> _What the exercise asks_:
Give the listing again exactly, omitting its images.

> _Information provided_:
[start]
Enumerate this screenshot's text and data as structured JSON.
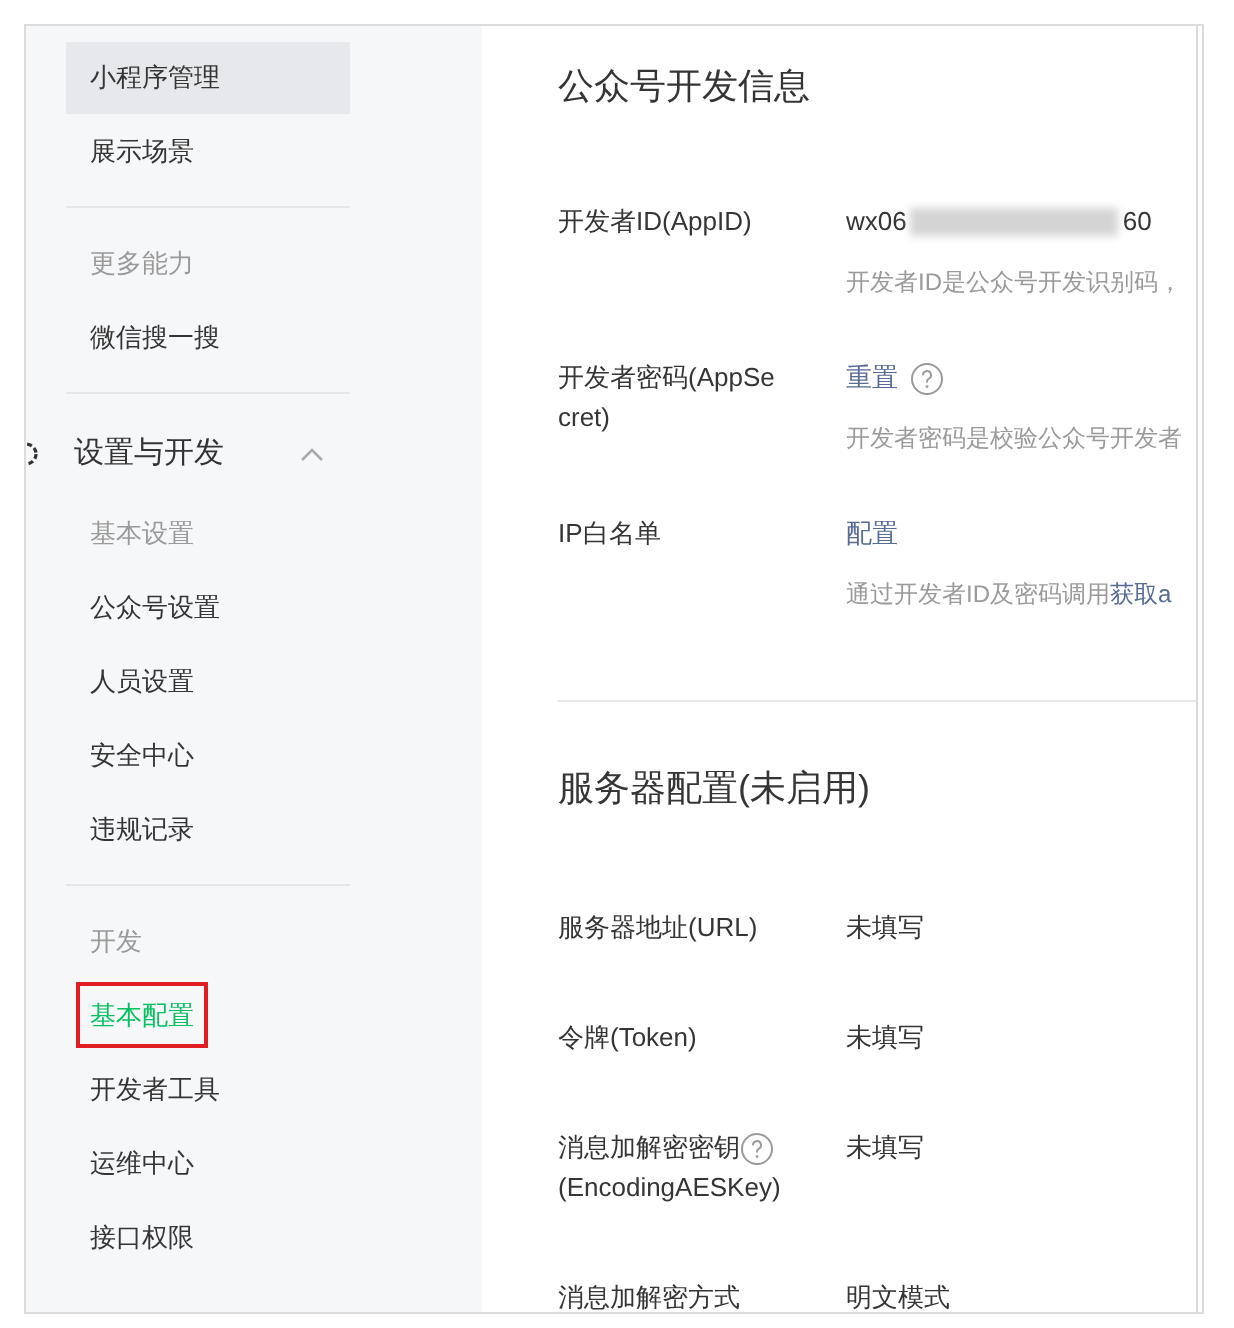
{
  "sidebar": {
    "entries": [
      {
        "kind": "item",
        "label": "小程序管理",
        "selected": false,
        "highlighted": true,
        "marked": false
      },
      {
        "kind": "item",
        "label": "展示场景",
        "selected": false,
        "highlighted": false,
        "marked": false
      },
      {
        "kind": "divider"
      },
      {
        "kind": "heading",
        "label": "更多能力"
      },
      {
        "kind": "item",
        "label": "微信搜一搜",
        "selected": false,
        "highlighted": false,
        "marked": false
      },
      {
        "kind": "divider"
      },
      {
        "kind": "section",
        "label": "设置与开发",
        "expanded": true
      },
      {
        "kind": "heading",
        "label": "基本设置"
      },
      {
        "kind": "item",
        "label": "公众号设置",
        "selected": false,
        "highlighted": false,
        "marked": false
      },
      {
        "kind": "item",
        "label": "人员设置",
        "selected": false,
        "highlighted": false,
        "marked": false
      },
      {
        "kind": "item",
        "label": "安全中心",
        "selected": false,
        "highlighted": false,
        "marked": false
      },
      {
        "kind": "item",
        "label": "违规记录",
        "selected": false,
        "highlighted": false,
        "marked": false
      },
      {
        "kind": "divider"
      },
      {
        "kind": "heading",
        "label": "开发"
      },
      {
        "kind": "item",
        "label": "基本配置",
        "selected": true,
        "highlighted": false,
        "marked": true
      },
      {
        "kind": "item",
        "label": "开发者工具",
        "selected": false,
        "highlighted": false,
        "marked": false
      },
      {
        "kind": "item",
        "label": "运维中心",
        "selected": false,
        "highlighted": false,
        "marked": false
      },
      {
        "kind": "item",
        "label": "接口权限",
        "selected": false,
        "highlighted": false,
        "marked": false
      }
    ]
  },
  "dev_info": {
    "title": "公众号开发信息",
    "rows": [
      {
        "label": "开发者ID(AppID)",
        "value_start": "wx06",
        "value_end": "60",
        "redacted": true,
        "description": "开发者ID是公众号开发识别码，"
      },
      {
        "label": "开发者密码(AppSecret)",
        "link": "重置",
        "help": true,
        "description": "开发者密码是校验公众号开发者"
      },
      {
        "label": "IP白名单",
        "link": "配置",
        "description": "通过开发者ID及密码调用",
        "description_link": "获取a"
      }
    ]
  },
  "server_config": {
    "title": "服务器配置(未启用)",
    "rows": [
      {
        "label": "服务器地址(URL)",
        "value": "未填写",
        "help": false
      },
      {
        "label": "令牌(Token)",
        "value": "未填写",
        "help": false
      },
      {
        "label": "消息加解密密钥",
        "label_2": "(EncodingAESKey)",
        "value": "未填写",
        "help": true
      },
      {
        "label": "消息加解密方式",
        "value": "明文模式",
        "help": false
      }
    ]
  }
}
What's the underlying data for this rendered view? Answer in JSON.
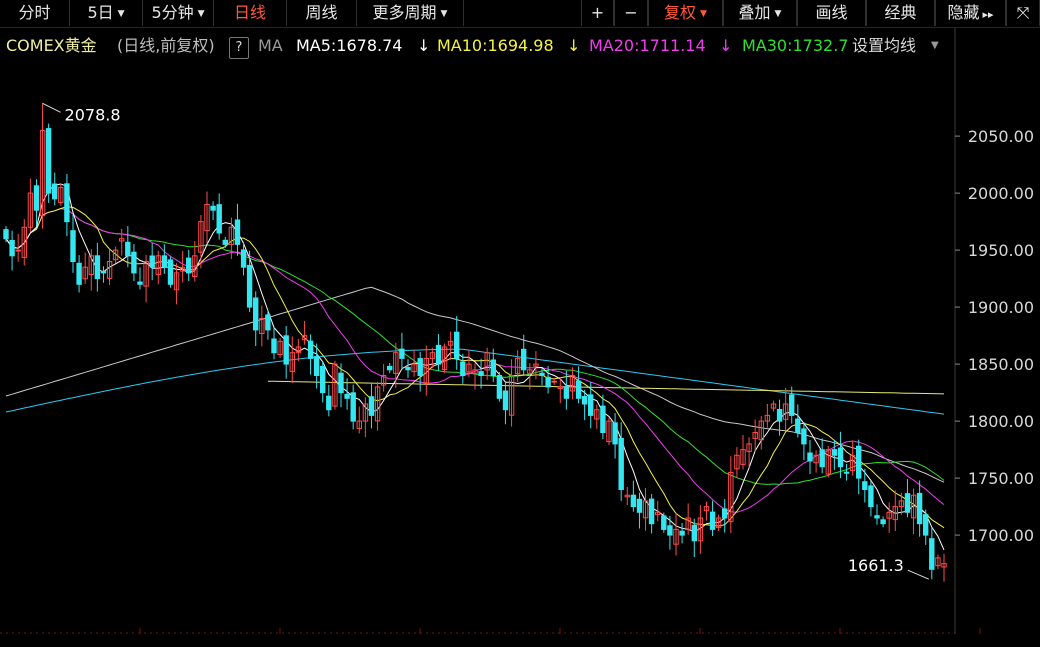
{
  "toolbar": {
    "tabs": [
      {
        "label": "分时",
        "active": false,
        "caret": false
      },
      {
        "label": "5日",
        "active": false,
        "caret": true
      },
      {
        "label": "5分钟",
        "active": false,
        "caret": true
      },
      {
        "label": "日线",
        "active": true,
        "caret": false
      },
      {
        "label": "周线",
        "active": false,
        "caret": false
      },
      {
        "label": "更多周期",
        "active": false,
        "caret": true
      }
    ],
    "right": [
      {
        "label": "+",
        "active": false,
        "caret": false
      },
      {
        "label": "−",
        "active": false,
        "caret": false
      },
      {
        "label": "复权",
        "active": true,
        "caret": true
      },
      {
        "label": "叠加",
        "active": false,
        "caret": true
      },
      {
        "label": "画线",
        "active": false,
        "caret": false
      },
      {
        "label": "经典",
        "active": false,
        "caret": false
      },
      {
        "label": "隐藏",
        "active": false,
        "caret": false
      },
      {
        "label": "⤧",
        "active": false,
        "caret": false
      }
    ],
    "hide_arrows": "▸▸"
  },
  "infobar": {
    "symbol": "COMEX黄金",
    "mode": "(日线,前复权)",
    "help": "?",
    "ma_label": "MA",
    "ma5": "MA5:1678.74",
    "ma10": "MA10:1694.98",
    "ma20": "MA20:1711.14",
    "ma30": "MA30:1732.7",
    "arrow": "↓",
    "settings": "设置均线"
  },
  "colors": {
    "up": "#ff4a4a",
    "down": "#35e6f0",
    "ma5": "#ffffff",
    "ma10": "#f5f242",
    "ma20": "#f03cf0",
    "ma30": "#30e030",
    "ma60": "#c8c8c8",
    "ma120": "#2ec8f0",
    "ma250": "#e8e870",
    "axis": "#d8d8d8",
    "grid": "#7a1010"
  },
  "chart_data": {
    "type": "candlestick",
    "ylim": [
      1615,
      2115
    ],
    "yticks": [
      1700,
      1750,
      1800,
      1850,
      1900,
      1950,
      2000,
      2050
    ],
    "ytick_labels": [
      "1700.00",
      "1750.00",
      "1800.00",
      "1850.00",
      "1900.00",
      "1950.00",
      "2000.00",
      "2050.00"
    ],
    "annotations": [
      {
        "label": "2078.8",
        "value": 2078.8,
        "index": 6
      },
      {
        "label": "1661.3",
        "value": 1661.3,
        "index": 152
      }
    ],
    "closes": [
      1960,
      1945,
      1950,
      1970,
      2000,
      1985,
      2055,
      2000,
      1995,
      2005,
      1975,
      1940,
      1920,
      1935,
      1945,
      1925,
      1930,
      1940,
      1950,
      1960,
      1945,
      1930,
      1920,
      1940,
      1935,
      1945,
      1935,
      1920,
      1930,
      1935,
      1930,
      1945,
      1975,
      1990,
      1985,
      1965,
      1955,
      1970,
      1955,
      1935,
      1900,
      1880,
      1890,
      1880,
      1860,
      1870,
      1850,
      1860,
      1865,
      1875,
      1855,
      1840,
      1825,
      1810,
      1850,
      1825,
      1820,
      1800,
      1800,
      1815,
      1805,
      1830,
      1840,
      1845,
      1860,
      1855,
      1845,
      1850,
      1840,
      1855,
      1860,
      1850,
      1865,
      1870,
      1855,
      1840,
      1850,
      1845,
      1840,
      1860,
      1840,
      1820,
      1810,
      1840,
      1855,
      1845,
      1845,
      1850,
      1840,
      1830,
      1835,
      1830,
      1820,
      1840,
      1820,
      1815,
      1805,
      1810,
      1790,
      1800,
      1780,
      1740,
      1735,
      1725,
      1720,
      1730,
      1710,
      1720,
      1705,
      1700,
      1705,
      1700,
      1715,
      1695,
      1715,
      1725,
      1705,
      1715,
      1715,
      1755,
      1770,
      1775,
      1780,
      1790,
      1800,
      1805,
      1815,
      1800,
      1815,
      1805,
      1790,
      1780,
      1765,
      1770,
      1760,
      1775,
      1770,
      1760,
      1755,
      1770,
      1750,
      1740,
      1725,
      1715,
      1710,
      1720,
      1725,
      1730,
      1720,
      1735,
      1710,
      1700,
      1670,
      1680,
      1675
    ]
  }
}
[end]
> _Task output_:
Enumerate this screenshot's text and data as structured JSON.
{
  "sidebar": {
    "entries": [
      {
        "kind": "item",
        "label": "小程序管理",
        "selected": false,
        "highlighted": true,
        "marked": false
      },
      {
        "kind": "item",
        "label": "展示场景",
        "selected": false,
        "highlighted": false,
        "marked": false
      },
      {
        "kind": "divider"
      },
      {
        "kind": "heading",
        "label": "更多能力"
      },
      {
        "kind": "item",
        "label": "微信搜一搜",
        "selected": false,
        "highlighted": false,
        "marked": false
      },
      {
        "kind": "divider"
      },
      {
        "kind": "section",
        "label": "设置与开发",
        "expanded": true
      },
      {
        "kind": "heading",
        "label": "基本设置"
      },
      {
        "kind": "item",
        "label": "公众号设置",
        "selected": false,
        "highlighted": false,
        "marked": false
      },
      {
        "kind": "item",
        "label": "人员设置",
        "selected": false,
        "highlighted": false,
        "marked": false
      },
      {
        "kind": "item",
        "label": "安全中心",
        "selected": false,
        "highlighted": false,
        "marked": false
      },
      {
        "kind": "item",
        "label": "违规记录",
        "selected": false,
        "highlighted": false,
        "marked": false
      },
      {
        "kind": "divider"
      },
      {
        "kind": "heading",
        "label": "开发"
      },
      {
        "kind": "item",
        "label": "基本配置",
        "selected": true,
        "highlighted": false,
        "marked": true
      },
      {
        "kind": "item",
        "label": "开发者工具",
        "selected": false,
        "highlighted": false,
        "marked": false
      },
      {
        "kind": "item",
        "label": "运维中心",
        "selected": false,
        "highlighted": false,
        "marked": false
      },
      {
        "kind": "item",
        "label": "接口权限",
        "selected": false,
        "highlighted": false,
        "marked": false
      }
    ]
  },
  "dev_info": {
    "title": "公众号开发信息",
    "rows": [
      {
        "label": "开发者ID(AppID)",
        "value_start": "wx06",
        "value_end": "60",
        "redacted": true,
        "description": "开发者ID是公众号开发识别码，"
      },
      {
        "label": "开发者密码(AppSecret)",
        "link": "重置",
        "help": true,
        "description": "开发者密码是校验公众号开发者"
      },
      {
        "label": "IP白名单",
        "link": "配置",
        "description": "通过开发者ID及密码调用",
        "description_link": "获取a"
      }
    ]
  },
  "server_config": {
    "title": "服务器配置(未启用)",
    "rows": [
      {
        "label": "服务器地址(URL)",
        "value": "未填写",
        "help": false
      },
      {
        "label": "令牌(Token)",
        "value": "未填写",
        "help": false
      },
      {
        "label": "消息加解密密钥",
        "label_2": "(EncodingAESKey)",
        "value": "未填写",
        "help": true
      },
      {
        "label": "消息加解密方式",
        "value": "明文模式",
        "help": false
      }
    ]
  }
}
What's the underlying data for this rendered view? Answer in JSON.
{
  "toolbar": {
    "tabs": [
      {
        "label": "分时",
        "active": false,
        "caret": false
      },
      {
        "label": "5日",
        "active": false,
        "caret": true
      },
      {
        "label": "5分钟",
        "active": false,
        "caret": true
      },
      {
        "label": "日线",
        "active": true,
        "caret": false
      },
      {
        "label": "周线",
        "active": false,
        "caret": false
      },
      {
        "label": "更多周期",
        "active": false,
        "caret": true
      }
    ],
    "right": [
      {
        "label": "+",
        "active": false,
        "caret": false
      },
      {
        "label": "−",
        "active": false,
        "caret": false
      },
      {
        "label": "复权",
        "active": true,
        "caret": true
      },
      {
        "label": "叠加",
        "active": false,
        "caret": true
      },
      {
        "label": "画线",
        "active": false,
        "caret": false
      },
      {
        "label": "经典",
        "active": false,
        "caret": false
      },
      {
        "label": "隐藏",
        "active": false,
        "caret": false
      },
      {
        "label": "⤧",
        "active": false,
        "caret": false
      }
    ],
    "hide_arrows": "▸▸"
  },
  "infobar": {
    "symbol": "COMEX黄金",
    "mode": "(日线,前复权)",
    "help": "?",
    "ma_label": "MA",
    "ma5": "MA5:1678.74",
    "ma10": "MA10:1694.98",
    "ma20": "MA20:1711.14",
    "ma30": "MA30:1732.7",
    "arrow": "↓",
    "settings": "设置均线"
  },
  "colors": {
    "up": "#ff4a4a",
    "down": "#35e6f0",
    "ma5": "#ffffff",
    "ma10": "#f5f242",
    "ma20": "#f03cf0",
    "ma30": "#30e030",
    "ma60": "#c8c8c8",
    "ma120": "#2ec8f0",
    "ma250": "#e8e870",
    "axis": "#d8d8d8",
    "grid": "#7a1010"
  },
  "chart_data": {
    "type": "candlestick",
    "ylim": [
      1615,
      2115
    ],
    "yticks": [
      1700,
      1750,
      1800,
      1850,
      1900,
      1950,
      2000,
      2050
    ],
    "ytick_labels": [
      "1700.00",
      "1750.00",
      "1800.00",
      "1850.00",
      "1900.00",
      "1950.00",
      "2000.00",
      "2050.00"
    ],
    "annotations": [
      {
        "label": "2078.8",
        "value": 2078.8,
        "index": 6
      },
      {
        "label": "1661.3",
        "value": 1661.3,
        "index": 152
      }
    ],
    "closes": [
      1960,
      1945,
      1950,
      1970,
      2000,
      1985,
      2055,
      2000,
      1995,
      2005,
      1975,
      1940,
      1920,
      1935,
      1945,
      1925,
      1930,
      1940,
      1950,
      1960,
      1945,
      1930,
      1920,
      1940,
      1935,
      1945,
      1935,
      1920,
      1930,
      1935,
      1930,
      1945,
      1975,
      1990,
      1985,
      1965,
      1955,
      1970,
      1955,
      1935,
      1900,
      1880,
      1890,
      1880,
      1860,
      1870,
      1850,
      1860,
      1865,
      1875,
      1855,
      1840,
      1825,
      1810,
      1850,
      1825,
      1820,
      1800,
      1800,
      1815,
      1805,
      1830,
      1840,
      1845,
      1860,
      1855,
      1845,
      1850,
      1840,
      1855,
      1860,
      1850,
      1865,
      1870,
      1855,
      1840,
      1850,
      1845,
      1840,
      1860,
      1840,
      1820,
      1810,
      1840,
      1855,
      1845,
      1845,
      1850,
      1840,
      1830,
      1835,
      1830,
      1820,
      1840,
      1820,
      1815,
      1805,
      1810,
      1790,
      1800,
      1780,
      1740,
      1735,
      1725,
      1720,
      1730,
      1710,
      1720,
      1705,
      1700,
      1705,
      1700,
      1715,
      1695,
      1715,
      1725,
      1705,
      1715,
      1715,
      1755,
      1770,
      1775,
      1780,
      1790,
      1800,
      1805,
      1815,
      1800,
      1815,
      1805,
      1790,
      1780,
      1765,
      1770,
      1760,
      1775,
      1770,
      1760,
      1755,
      1770,
      1750,
      1740,
      1725,
      1715,
      1710,
      1720,
      1725,
      1730,
      1720,
      1735,
      1710,
      1700,
      1670,
      1680,
      1675
    ]
  }
}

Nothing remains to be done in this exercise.